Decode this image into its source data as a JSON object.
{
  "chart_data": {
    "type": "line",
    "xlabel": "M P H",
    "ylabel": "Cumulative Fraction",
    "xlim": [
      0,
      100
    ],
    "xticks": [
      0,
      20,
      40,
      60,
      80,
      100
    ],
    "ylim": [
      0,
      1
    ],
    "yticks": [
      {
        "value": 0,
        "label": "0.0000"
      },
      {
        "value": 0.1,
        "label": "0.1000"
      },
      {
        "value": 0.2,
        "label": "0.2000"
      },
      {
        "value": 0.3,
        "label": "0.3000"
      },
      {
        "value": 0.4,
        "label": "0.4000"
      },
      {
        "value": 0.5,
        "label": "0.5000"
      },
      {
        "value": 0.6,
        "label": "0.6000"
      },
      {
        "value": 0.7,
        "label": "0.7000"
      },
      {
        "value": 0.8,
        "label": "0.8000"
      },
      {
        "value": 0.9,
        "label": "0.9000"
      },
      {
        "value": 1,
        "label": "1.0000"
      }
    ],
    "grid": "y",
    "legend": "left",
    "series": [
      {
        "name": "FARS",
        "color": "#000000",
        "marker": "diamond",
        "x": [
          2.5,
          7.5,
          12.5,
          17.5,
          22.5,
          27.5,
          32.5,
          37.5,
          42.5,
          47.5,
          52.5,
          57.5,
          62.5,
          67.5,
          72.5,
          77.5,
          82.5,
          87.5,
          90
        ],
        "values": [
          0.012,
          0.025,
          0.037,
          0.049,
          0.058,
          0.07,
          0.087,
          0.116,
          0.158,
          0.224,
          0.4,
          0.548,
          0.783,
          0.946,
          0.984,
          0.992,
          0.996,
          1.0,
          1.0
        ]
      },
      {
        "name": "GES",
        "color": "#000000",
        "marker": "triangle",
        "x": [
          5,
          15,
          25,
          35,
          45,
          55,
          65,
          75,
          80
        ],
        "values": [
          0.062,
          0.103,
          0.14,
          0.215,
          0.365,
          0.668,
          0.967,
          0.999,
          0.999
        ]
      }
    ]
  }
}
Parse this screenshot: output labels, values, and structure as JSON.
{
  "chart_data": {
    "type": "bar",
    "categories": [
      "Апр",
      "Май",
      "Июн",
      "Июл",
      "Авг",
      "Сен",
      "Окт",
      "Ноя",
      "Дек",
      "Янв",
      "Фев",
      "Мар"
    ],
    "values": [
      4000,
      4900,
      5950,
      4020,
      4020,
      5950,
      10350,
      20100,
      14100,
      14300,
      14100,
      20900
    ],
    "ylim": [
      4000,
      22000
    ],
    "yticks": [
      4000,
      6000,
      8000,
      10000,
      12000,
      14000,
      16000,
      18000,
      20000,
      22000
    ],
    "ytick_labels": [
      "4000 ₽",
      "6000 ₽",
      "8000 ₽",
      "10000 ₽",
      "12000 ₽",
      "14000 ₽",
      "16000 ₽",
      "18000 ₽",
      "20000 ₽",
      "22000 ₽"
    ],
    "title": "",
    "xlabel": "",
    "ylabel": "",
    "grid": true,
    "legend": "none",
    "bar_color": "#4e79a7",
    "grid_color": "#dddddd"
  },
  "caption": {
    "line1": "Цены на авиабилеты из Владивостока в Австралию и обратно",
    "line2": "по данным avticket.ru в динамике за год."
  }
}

▶ _Task objective_
Tally the lines in the listing that hold "values" and report the number alone.

▶ _Full response_
4